• _What you are asked to do_
Your task is to extract every entry that follows word for word while excluding the pictures.
-------------------------
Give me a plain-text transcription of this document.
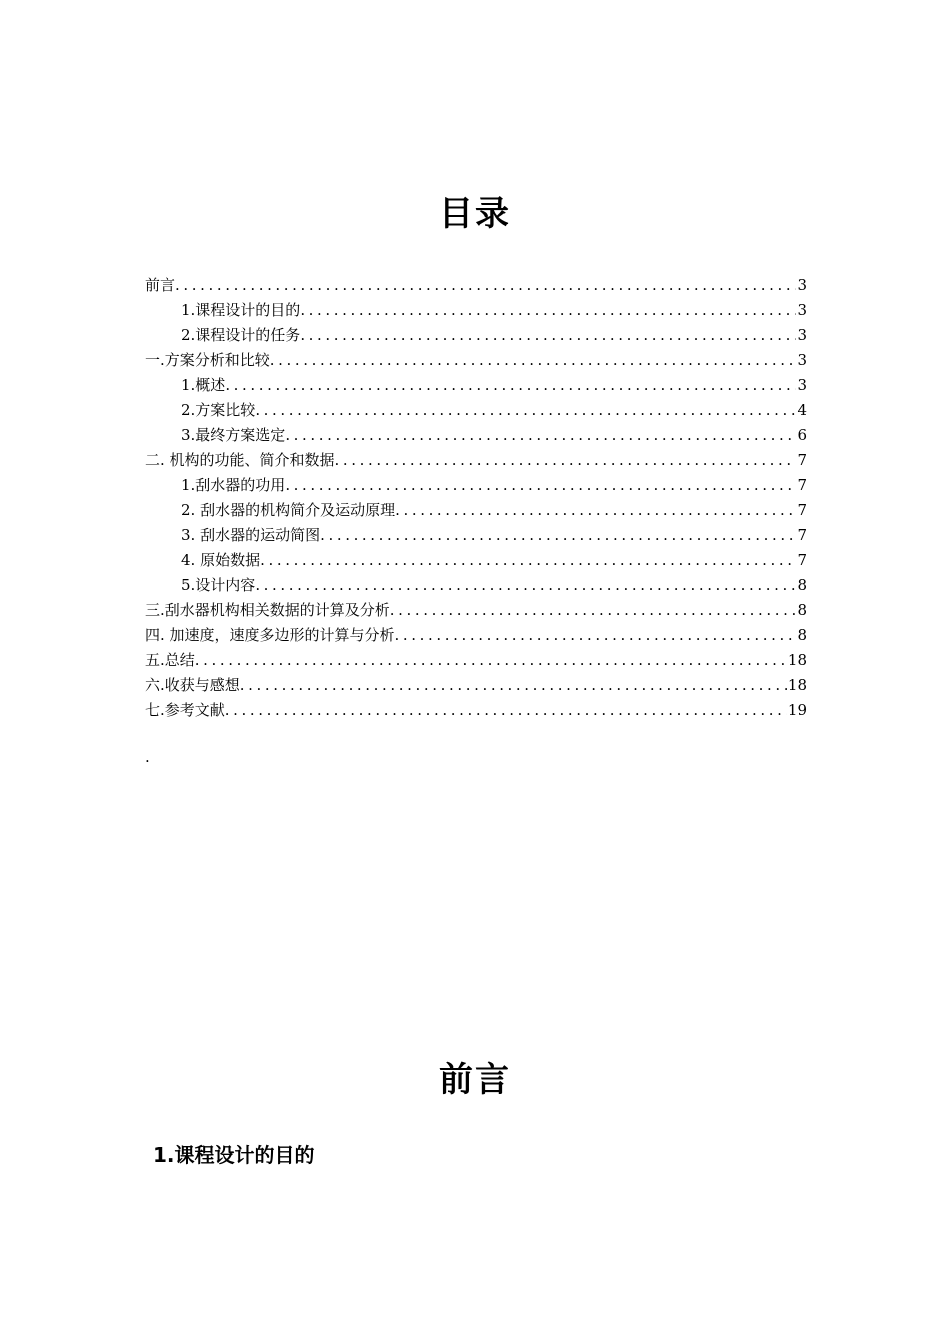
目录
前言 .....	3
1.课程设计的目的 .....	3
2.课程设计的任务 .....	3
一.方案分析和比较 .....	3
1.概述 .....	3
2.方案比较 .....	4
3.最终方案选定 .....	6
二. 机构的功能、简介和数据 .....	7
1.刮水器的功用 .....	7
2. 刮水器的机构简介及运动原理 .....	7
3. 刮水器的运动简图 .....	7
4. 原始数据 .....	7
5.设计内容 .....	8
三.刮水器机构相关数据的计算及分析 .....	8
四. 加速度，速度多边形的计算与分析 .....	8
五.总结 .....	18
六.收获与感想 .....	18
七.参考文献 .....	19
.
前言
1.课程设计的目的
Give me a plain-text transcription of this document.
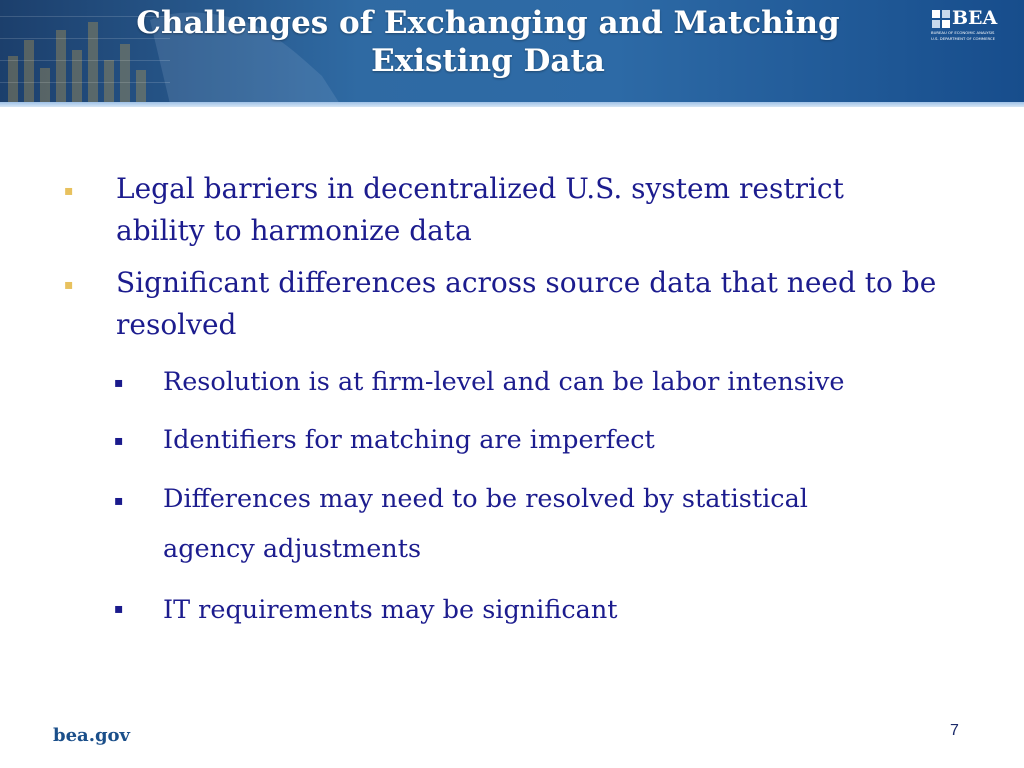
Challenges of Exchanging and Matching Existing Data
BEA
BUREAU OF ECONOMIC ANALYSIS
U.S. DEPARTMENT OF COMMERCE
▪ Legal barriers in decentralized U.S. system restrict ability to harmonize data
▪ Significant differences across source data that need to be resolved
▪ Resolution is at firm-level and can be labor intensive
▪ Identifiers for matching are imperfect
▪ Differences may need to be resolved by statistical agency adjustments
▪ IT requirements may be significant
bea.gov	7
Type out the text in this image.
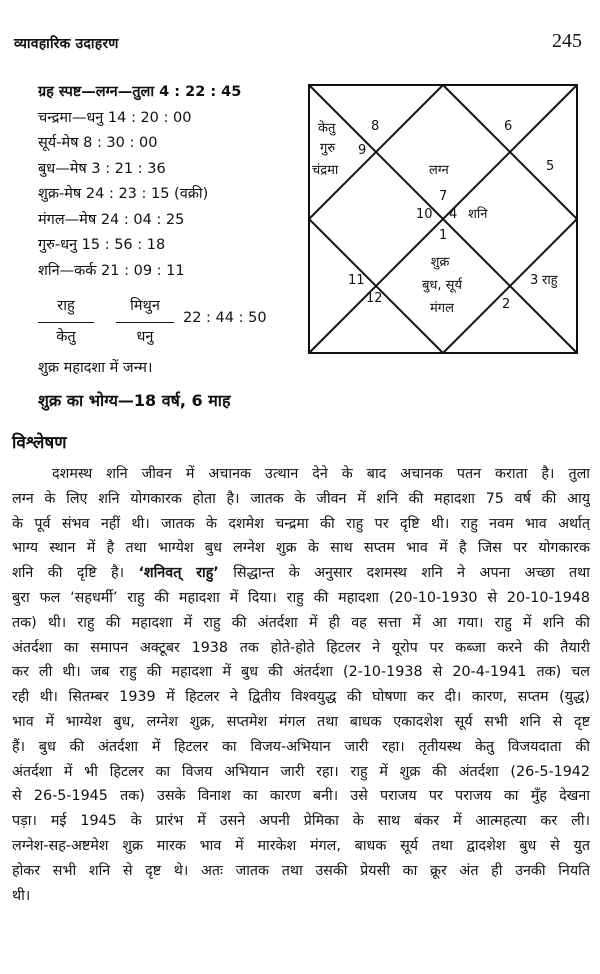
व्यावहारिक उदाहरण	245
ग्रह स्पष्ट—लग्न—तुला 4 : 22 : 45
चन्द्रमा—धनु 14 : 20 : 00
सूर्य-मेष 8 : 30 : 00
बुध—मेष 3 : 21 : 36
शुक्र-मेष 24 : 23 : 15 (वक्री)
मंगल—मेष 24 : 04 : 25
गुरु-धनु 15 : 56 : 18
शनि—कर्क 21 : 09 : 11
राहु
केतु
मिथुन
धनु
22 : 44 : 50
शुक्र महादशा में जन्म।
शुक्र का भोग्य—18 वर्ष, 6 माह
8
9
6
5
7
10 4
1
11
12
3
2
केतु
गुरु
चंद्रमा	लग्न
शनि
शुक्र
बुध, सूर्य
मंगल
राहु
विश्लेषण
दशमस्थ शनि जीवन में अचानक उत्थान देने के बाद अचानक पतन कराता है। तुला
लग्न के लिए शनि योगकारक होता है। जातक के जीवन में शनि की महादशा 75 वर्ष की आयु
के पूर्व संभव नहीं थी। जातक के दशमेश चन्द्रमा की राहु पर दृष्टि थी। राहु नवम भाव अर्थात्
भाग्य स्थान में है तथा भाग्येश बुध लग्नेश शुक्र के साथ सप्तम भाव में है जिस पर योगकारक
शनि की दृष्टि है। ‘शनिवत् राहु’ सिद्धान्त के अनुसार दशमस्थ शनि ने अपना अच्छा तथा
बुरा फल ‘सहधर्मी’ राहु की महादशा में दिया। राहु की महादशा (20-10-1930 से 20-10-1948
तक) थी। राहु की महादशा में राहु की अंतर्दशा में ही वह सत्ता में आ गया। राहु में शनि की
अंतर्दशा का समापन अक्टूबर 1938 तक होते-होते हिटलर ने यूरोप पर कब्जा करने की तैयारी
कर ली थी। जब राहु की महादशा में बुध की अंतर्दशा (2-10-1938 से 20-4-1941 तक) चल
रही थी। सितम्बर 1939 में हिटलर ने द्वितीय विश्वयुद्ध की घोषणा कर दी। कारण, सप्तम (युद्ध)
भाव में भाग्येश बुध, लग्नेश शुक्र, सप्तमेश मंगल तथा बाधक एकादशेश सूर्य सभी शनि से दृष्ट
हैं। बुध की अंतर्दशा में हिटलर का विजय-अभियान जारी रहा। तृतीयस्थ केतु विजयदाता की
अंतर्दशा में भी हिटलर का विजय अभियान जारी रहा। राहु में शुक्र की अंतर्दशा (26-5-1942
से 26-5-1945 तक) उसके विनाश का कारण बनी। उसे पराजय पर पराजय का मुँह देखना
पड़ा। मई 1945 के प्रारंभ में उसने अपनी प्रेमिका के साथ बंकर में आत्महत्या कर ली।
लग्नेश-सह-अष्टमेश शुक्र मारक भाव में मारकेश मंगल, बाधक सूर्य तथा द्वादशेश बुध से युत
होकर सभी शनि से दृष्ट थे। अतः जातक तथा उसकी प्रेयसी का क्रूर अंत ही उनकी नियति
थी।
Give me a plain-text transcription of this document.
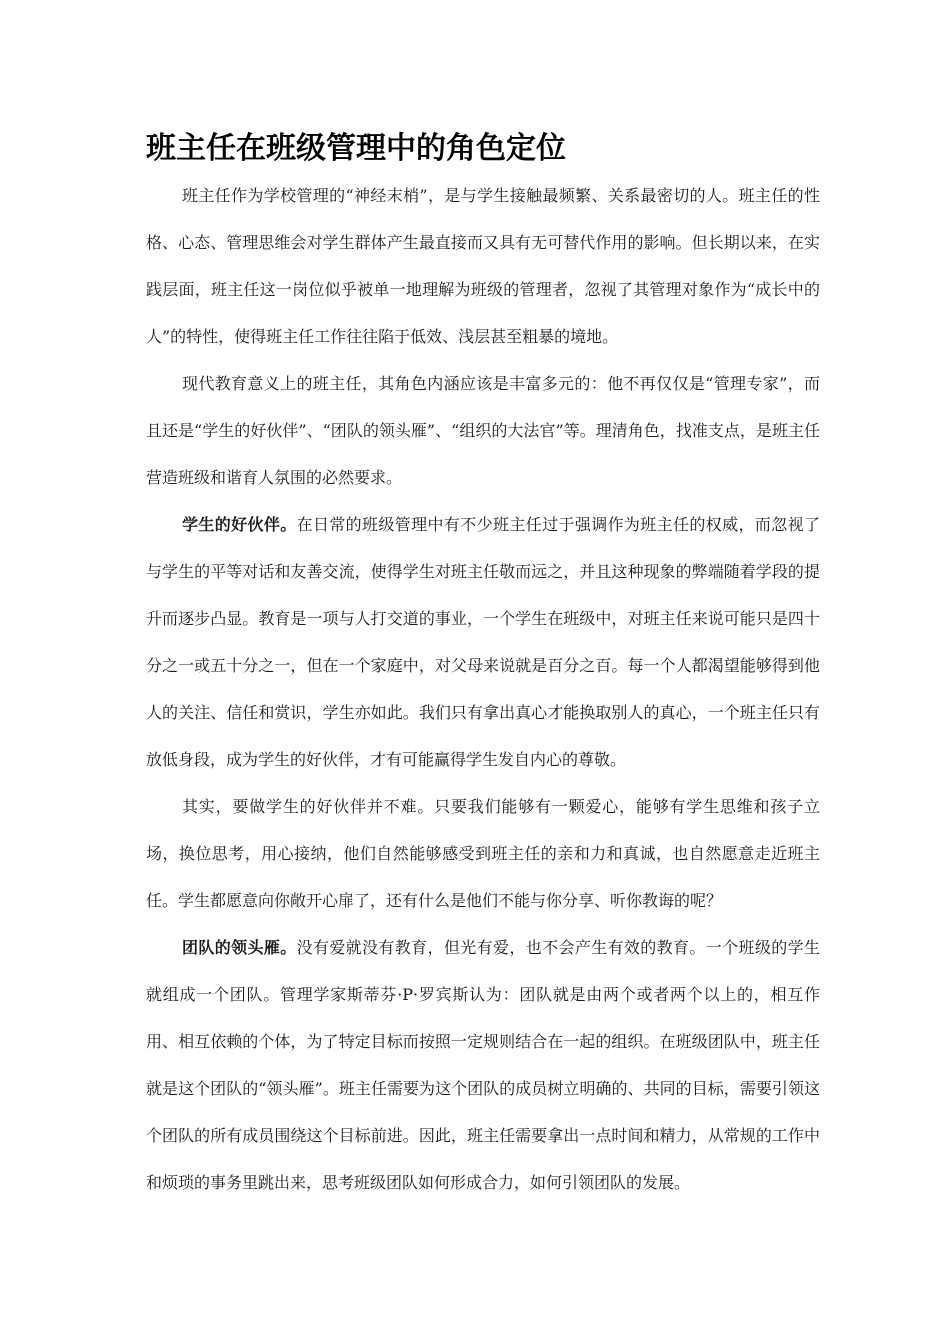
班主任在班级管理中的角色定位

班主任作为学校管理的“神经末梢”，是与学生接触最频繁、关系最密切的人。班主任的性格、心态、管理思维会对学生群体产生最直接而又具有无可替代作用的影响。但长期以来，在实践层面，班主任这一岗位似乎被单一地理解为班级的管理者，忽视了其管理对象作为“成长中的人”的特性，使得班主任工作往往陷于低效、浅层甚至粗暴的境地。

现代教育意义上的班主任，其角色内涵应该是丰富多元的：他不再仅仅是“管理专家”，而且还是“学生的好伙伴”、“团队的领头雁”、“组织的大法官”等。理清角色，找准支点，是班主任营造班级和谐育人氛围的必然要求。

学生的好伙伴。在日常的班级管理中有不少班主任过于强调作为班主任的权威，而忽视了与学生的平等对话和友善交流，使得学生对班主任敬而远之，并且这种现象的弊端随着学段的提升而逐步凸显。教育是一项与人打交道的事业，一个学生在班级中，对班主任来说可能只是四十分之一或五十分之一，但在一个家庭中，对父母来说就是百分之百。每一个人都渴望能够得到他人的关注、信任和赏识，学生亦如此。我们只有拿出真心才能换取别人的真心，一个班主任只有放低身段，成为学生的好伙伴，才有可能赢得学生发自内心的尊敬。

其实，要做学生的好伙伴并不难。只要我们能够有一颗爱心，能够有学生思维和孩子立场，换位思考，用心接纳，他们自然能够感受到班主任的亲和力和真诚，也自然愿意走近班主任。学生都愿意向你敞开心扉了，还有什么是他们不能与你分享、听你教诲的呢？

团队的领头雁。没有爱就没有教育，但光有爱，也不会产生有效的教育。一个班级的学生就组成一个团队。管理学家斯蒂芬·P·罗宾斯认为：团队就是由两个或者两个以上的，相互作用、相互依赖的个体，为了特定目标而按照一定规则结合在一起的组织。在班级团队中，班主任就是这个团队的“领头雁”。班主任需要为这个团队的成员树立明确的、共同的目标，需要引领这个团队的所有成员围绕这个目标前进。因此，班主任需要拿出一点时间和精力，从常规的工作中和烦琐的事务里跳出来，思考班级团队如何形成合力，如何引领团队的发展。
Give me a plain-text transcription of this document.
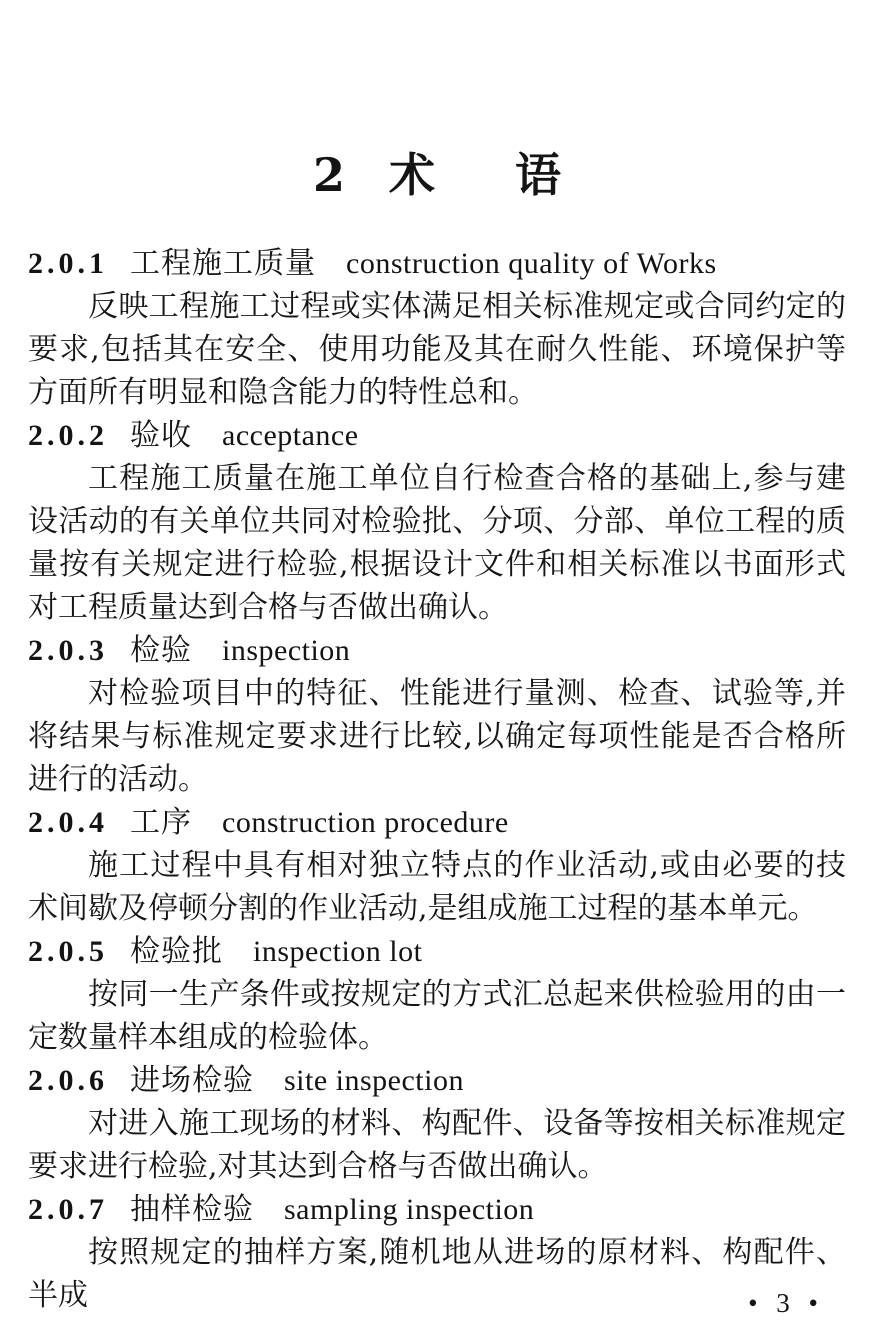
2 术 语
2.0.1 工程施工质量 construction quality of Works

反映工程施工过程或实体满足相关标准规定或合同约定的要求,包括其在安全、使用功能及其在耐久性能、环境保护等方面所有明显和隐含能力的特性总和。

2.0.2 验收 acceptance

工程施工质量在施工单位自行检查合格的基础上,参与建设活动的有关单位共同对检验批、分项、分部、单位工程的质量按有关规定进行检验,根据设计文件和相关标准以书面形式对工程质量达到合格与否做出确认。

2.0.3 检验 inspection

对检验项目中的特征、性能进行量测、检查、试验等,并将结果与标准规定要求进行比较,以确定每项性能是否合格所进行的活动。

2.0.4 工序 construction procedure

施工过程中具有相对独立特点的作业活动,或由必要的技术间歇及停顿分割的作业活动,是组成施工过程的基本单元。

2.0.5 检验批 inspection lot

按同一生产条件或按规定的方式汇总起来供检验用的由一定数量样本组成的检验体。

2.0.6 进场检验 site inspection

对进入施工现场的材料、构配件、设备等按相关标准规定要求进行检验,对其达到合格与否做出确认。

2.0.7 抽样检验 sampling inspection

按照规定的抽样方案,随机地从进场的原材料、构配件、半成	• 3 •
-------------------------
• _Expected output_
Give me a plain-text transcription of this document.
目录
前言 .....	3
1.课程设计的目的 .....	3
2.课程设计的任务 .....	3
一.方案分析和比较 .....	3
1.概述 .....	3
2.方案比较 .....	4
3.最终方案选定 .....	6
二. 机构的功能、简介和数据 .....	7
1.刮水器的功用 .....	7
2. 刮水器的机构简介及运动原理 .....	7
3. 刮水器的运动简图 .....	7
4. 原始数据 .....	7
5.设计内容 .....	8
三.刮水器机构相关数据的计算及分析 .....	8
四. 加速度，速度多边形的计算与分析 .....	8
五.总结 .....	18
六.收获与感想 .....	18
七.参考文献 .....	19
.
前言
1.课程设计的目的
Give me a plain-text transcription of this document.
Challenges of Exchanging and Matching Existing Data
BEA
BUREAU OF ECONOMIC ANALYSIS
U.S. DEPARTMENT OF COMMERCE
▪ Legal barriers in decentralized U.S. system restrict ability to harmonize data
▪ Significant differences across source data that need to be resolved
▪ Resolution is at firm-level and can be labor intensive
▪ Identifiers for matching are imperfect
▪ Differences may need to be resolved by statistical agency adjustments
▪ IT requirements may be significant
bea.gov	7
Type out the text in this image.
व्यावहारिक उदाहरण	245
ग्रह स्पष्ट—लग्न—तुला 4 : 22 : 45
चन्द्रमा—धनु 14 : 20 : 00
सूर्य-मेष 8 : 30 : 00
बुध—मेष 3 : 21 : 36
शुक्र-मेष 24 : 23 : 15 (वक्री)
मंगल—मेष 24 : 04 : 25
गुरु-धनु 15 : 56 : 18
शनि—कर्क 21 : 09 : 11
राहु
केतु
मिथुन
धनु
22 : 44 : 50
शुक्र महादशा में जन्म।
शुक्र का भोग्य—18 वर्ष, 6 माह
8
9
6
5
7
10 4
1
11
12
3
2
केतु
गुरु
चंद्रमा	लग्न
शनि
शुक्र
बुध, सूर्य
मंगल
राहु
विश्लेषण
दशमस्थ शनि जीवन में अचानक उत्थान देने के बाद अचानक पतन कराता है। तुला
लग्न के लिए शनि योगकारक होता है। जातक के जीवन में शनि की महादशा 75 वर्ष की आयु
के पूर्व संभव नहीं थी। जातक के दशमेश चन्द्रमा की राहु पर दृष्टि थी। राहु नवम भाव अर्थात्
भाग्य स्थान में है तथा भाग्येश बुध लग्नेश शुक्र के साथ सप्तम भाव में है जिस पर योगकारक
शनि की दृष्टि है। ‘शनिवत् राहु’ सिद्धान्त के अनुसार दशमस्थ शनि ने अपना अच्छा तथा
बुरा फल ‘सहधर्मी’ राहु की महादशा में दिया। राहु की महादशा (20-10-1930 से 20-10-1948
तक) थी। राहु की महादशा में राहु की अंतर्दशा में ही वह सत्ता में आ गया। राहु में शनि की
अंतर्दशा का समापन अक्टूबर 1938 तक होते-होते हिटलर ने यूरोप पर कब्जा करने की तैयारी
कर ली थी। जब राहु की महादशा में बुध की अंतर्दशा (2-10-1938 से 20-4-1941 तक) चल
रही थी। सितम्बर 1939 में हिटलर ने द्वितीय विश्वयुद्ध की घोषणा कर दी। कारण, सप्तम (युद्ध)
भाव में भाग्येश बुध, लग्नेश शुक्र, सप्तमेश मंगल तथा बाधक एकादशेश सूर्य सभी शनि से दृष्ट
हैं। बुध की अंतर्दशा में हिटलर का विजय-अभियान जारी रहा। तृतीयस्थ केतु विजयदाता की
अंतर्दशा में भी हिटलर का विजय अभियान जारी रहा। राहु में शुक्र की अंतर्दशा (26-5-1942
से 26-5-1945 तक) उसके विनाश का कारण बनी। उसे पराजय पर पराजय का मुँह देखना
पड़ा। मई 1945 के प्रारंभ में उसने अपनी प्रेमिका के साथ बंकर में आत्महत्या कर ली।
लग्नेश-सह-अष्टमेश शुक्र मारक भाव में मारकेश मंगल, बाधक सूर्य तथा द्वादशेश बुध से युत
होकर सभी शनि से दृष्ट थे। अतः जातक तथा उसकी प्रेयसी का क्रूर अंत ही उनकी नियति
थी।
Give me a plain-text transcription of this document.
班主任在班级管理中的角色定位

班主任作为学校管理的“神经末梢”，是与学生接触最频繁、关系最密切的人。班主任的性格、心态、管理思维会对学生群体产生最直接而又具有无可替代作用的影响。但长期以来，在实践层面，班主任这一岗位似乎被单一地理解为班级的管理者，忽视了其管理对象作为“成长中的人”的特性，使得班主任工作往往陷于低效、浅层甚至粗暴的境地。

现代教育意义上的班主任，其角色内涵应该是丰富多元的：他不再仅仅是“管理专家”，而且还是“学生的好伙伴”、“团队的领头雁”、“组织的大法官”等。理清角色，找准支点，是班主任营造班级和谐育人氛围的必然要求。

学生的好伙伴。在日常的班级管理中有不少班主任过于强调作为班主任的权威，而忽视了与学生的平等对话和友善交流，使得学生对班主任敬而远之，并且这种现象的弊端随着学段的提升而逐步凸显。教育是一项与人打交道的事业，一个学生在班级中，对班主任来说可能只是四十分之一或五十分之一，但在一个家庭中，对父母来说就是百分之百。每一个人都渴望能够得到他人的关注、信任和赏识，学生亦如此。我们只有拿出真心才能换取别人的真心，一个班主任只有放低身段，成为学生的好伙伴，才有可能赢得学生发自内心的尊敬。

其实，要做学生的好伙伴并不难。只要我们能够有一颗爱心，能够有学生思维和孩子立场，换位思考，用心接纳，他们自然能够感受到班主任的亲和力和真诚，也自然愿意走近班主任。学生都愿意向你敞开心扉了，还有什么是他们不能与你分享、听你教诲的呢？

团队的领头雁。没有爱就没有教育，但光有爱，也不会产生有效的教育。一个班级的学生就组成一个团队。管理学家斯蒂芬·P·罗宾斯认为：团队就是由两个或者两个以上的，相互作用、相互依赖的个体，为了特定目标而按照一定规则结合在一起的组织。在班级团队中，班主任就是这个团队的“领头雁”。班主任需要为这个团队的成员树立明确的、共同的目标，需要引领这个团队的所有成员围绕这个目标前进。因此，班主任需要拿出一点时间和精力，从常规的工作中和烦琐的事务里跳出来，思考班级团队如何形成合力，如何引领团队的发展。
Give me a plain-text transcription of this document.
2 术 语
2.0.1 工程施工质量 construction quality of Works

反映工程施工过程或实体满足相关标准规定或合同约定的要求,包括其在安全、使用功能及其在耐久性能、环境保护等方面所有明显和隐含能力的特性总和。

2.0.2 验收 acceptance

工程施工质量在施工单位自行检查合格的基础上,参与建设活动的有关单位共同对检验批、分项、分部、单位工程的质量按有关规定进行检验,根据设计文件和相关标准以书面形式对工程质量达到合格与否做出确认。

2.0.3 检验 inspection

对检验项目中的特征、性能进行量测、检查、试验等,并将结果与标准规定要求进行比较,以确定每项性能是否合格所进行的活动。

2.0.4 工序 construction procedure

施工过程中具有相对独立特点的作业活动,或由必要的技术间歇及停顿分割的作业活动,是组成施工过程的基本单元。

2.0.5 检验批 inspection lot

按同一生产条件或按规定的方式汇总起来供检验用的由一定数量样本组成的检验体。

2.0.6 进场检验 site inspection

对进入施工现场的材料、构配件、设备等按相关标准规定要求进行检验,对其达到合格与否做出确认。

2.0.7 抽样检验 sampling inspection

按照规定的抽样方案,随机地从进场的原材料、构配件、半成	• 3 •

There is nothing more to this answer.